__WHAT YOU HAVE TO DO__: Find and copy every line in the records that includes the string "高明区人民医院".

__INFORMATION SHOWN__:
■ ■ ■ ■ ■

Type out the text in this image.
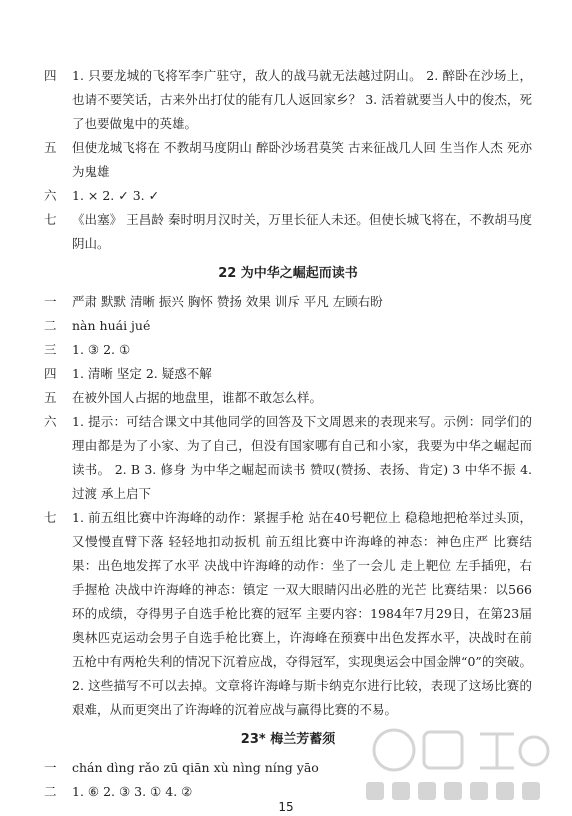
四	1. 只要龙城的飞将军李广驻守，敌人的战马就无法越过阴山。 2. 醉卧在沙场上，也请不要笑话，古来外出打仗的能有几人返回家乡？ 3. 活着就要当人中的俊杰，死了也要做鬼中的英雄。
五	但使龙城飞将在 不教胡马度阴山 醉卧沙场君莫笑 古来征战几人回 生当作人杰 死亦为鬼雄
六	1. × 2. ✓ 3. ✓
七	《出塞》 王昌龄 秦时明月汉时关，万里长征人未还。但使长城飞将在，不教胡马度阴山。
22 为中华之崛起而读书
一	严肃 默默 清晰 振兴 胸怀 赞扬 效果 训斥 平凡 左顾右盼
二	nàn huái jué
三	1. ③ 2. ①
四	1. 清晰 坚定 2. 疑惑不解
五	在被外国人占据的地盘里，谁都不敢怎么样。
六	1. 提示：可结合课文中其他同学的回答及下文周恩来的表现来写。示例：同学们的理由都是为了小家、为了自己，但没有国家哪有自己和小家，我要为中华之崛起而读书。 2. B 3. 修身 为中华之崛起而读书 赞叹(赞扬、表扬、肯定) 3 中华不振 4. 过渡 承上启下
七	1. 前五组比赛中许海峰的动作：紧握手枪 站在40号靶位上 稳稳地把枪举过头顶，又慢慢直臂下落 轻轻地扣动扳机 前五组比赛中许海峰的神态：神色庄严 比赛结果：出色地发挥了水平 决战中许海峰的动作：坐了一会儿 走上靶位 左手插兜，右手握枪 决战中许海峰的神态：镇定 一双大眼睛闪出必胜的光芒 比赛结果：以566环的成绩，夺得男子自选手枪比赛的冠军 主要内容：1984年7月29日，在第23届奥林匹克运动会男子自选手枪比赛上，许海峰在预赛中出色发挥水平，决战时在前五枪中有两枪失利的情况下沉着应战，夺得冠军，实现奥运会中国金牌“0”的突破。 2. 这些描写不可以去掉。文章将许海峰与斯卡纳克尔进行比较，表现了这场比赛的艰难，从而更突出了许海峰的沉着应战与赢得比赛的不易。
23* 梅兰芳蓄须
一	chán dìng rǎo zū qiān xù nìng níng yāo
二	1. ⑥ 2. ③ 3. ① 4. ②
15
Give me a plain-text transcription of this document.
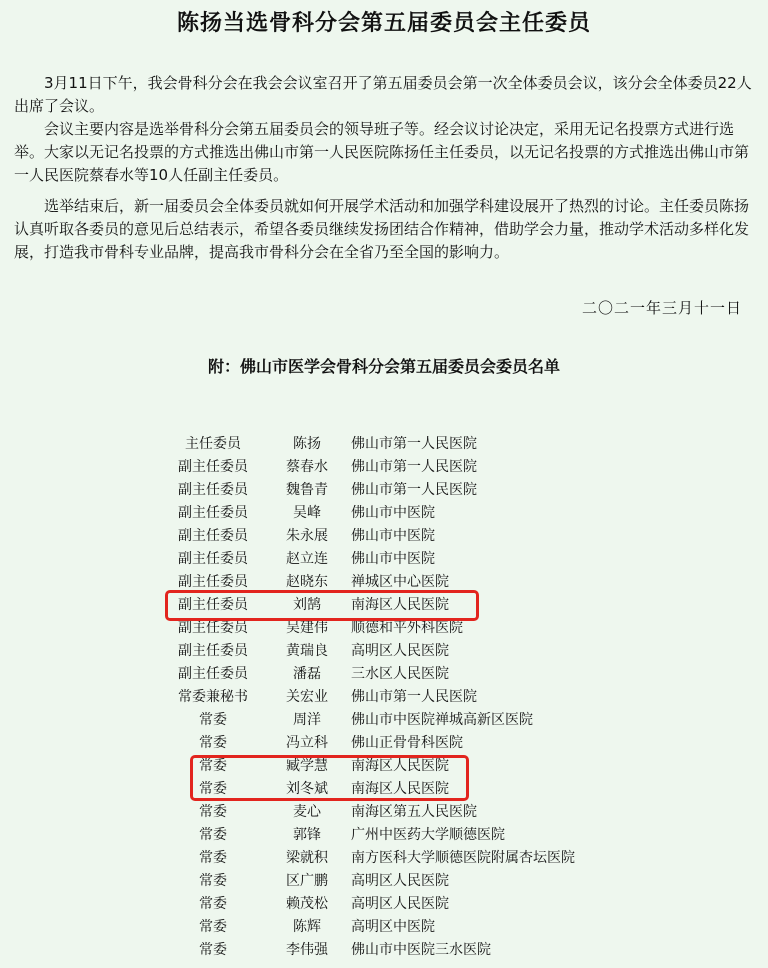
陈扬当选骨科分会第五届委员会主任委员
3月11日下午，我会骨科分会在我会会议室召开了第五届委员会第一次全体委员会议，该分会全体委员22人出席了会议。
会议主要内容是选举骨科分会第五届委员会的领导班子等。经会议讨论决定，采用无记名投票方式进行选举。大家以无记名投票的方式推选出佛山市第一人民医院陈扬任主任委员，以无记名投票的方式推选出佛山市第一人民医院蔡春水等10人任副主任委员。
选举结束后，新一届委员会全体委员就如何开展学术活动和加强学科建设展开了热烈的讨论。主任委员陈扬认真听取各委员的意见后总结表示，希望各委员继续发扬团结合作精神，借助学会力量，推动学术活动多样化发展，打造我市骨科专业品牌，提高我市骨科分会在全省乃至全国的影响力。
二〇二一年三月十一日
附：佛山市医学会骨科分会第五届委员会委员名单
主任委员	陈扬	佛山市第一人民医院
副主任委员	蔡春水	佛山市第一人民医院
副主任委员	魏鲁青	佛山市第一人民医院
副主任委员	吴峰	佛山市中医院
副主任委员	朱永展	佛山市中医院
副主任委员	赵立连	佛山市中医院
副主任委员	赵晓东	禅城区中心医院
副主任委员	刘鹄	南海区人民医院
副主任委员	吴建伟	顺德和平外科医院
副主任委员	黄瑞良	高明区人民医院
副主任委员	潘磊	三水区人民医院
常委兼秘书	关宏业	佛山市第一人民医院
常委	周洋	佛山市中医院禅城高新区医院
常委	冯立科	佛山正骨骨科医院
常委	臧学慧	南海区人民医院
常委	刘冬斌	南海区人民医院
常委	麦心	南海区第五人民医院
常委	郭锋	广州中医药大学顺德医院
常委	梁就积	南方医科大学顺德医院附属杏坛医院
常委	区广鹏	高明区人民医院
常委	赖茂松	高明区人民医院
常委	陈辉	高明区中医院
常委	李伟强	佛山市中医院三水医院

■ ■ ■ ■ ■

__TASK OUTPUT__:
副主任委员	黄瑞良	高明区人民医院
常委	区广鹏	高明区人民医院
常委	赖茂松	高明区人民医院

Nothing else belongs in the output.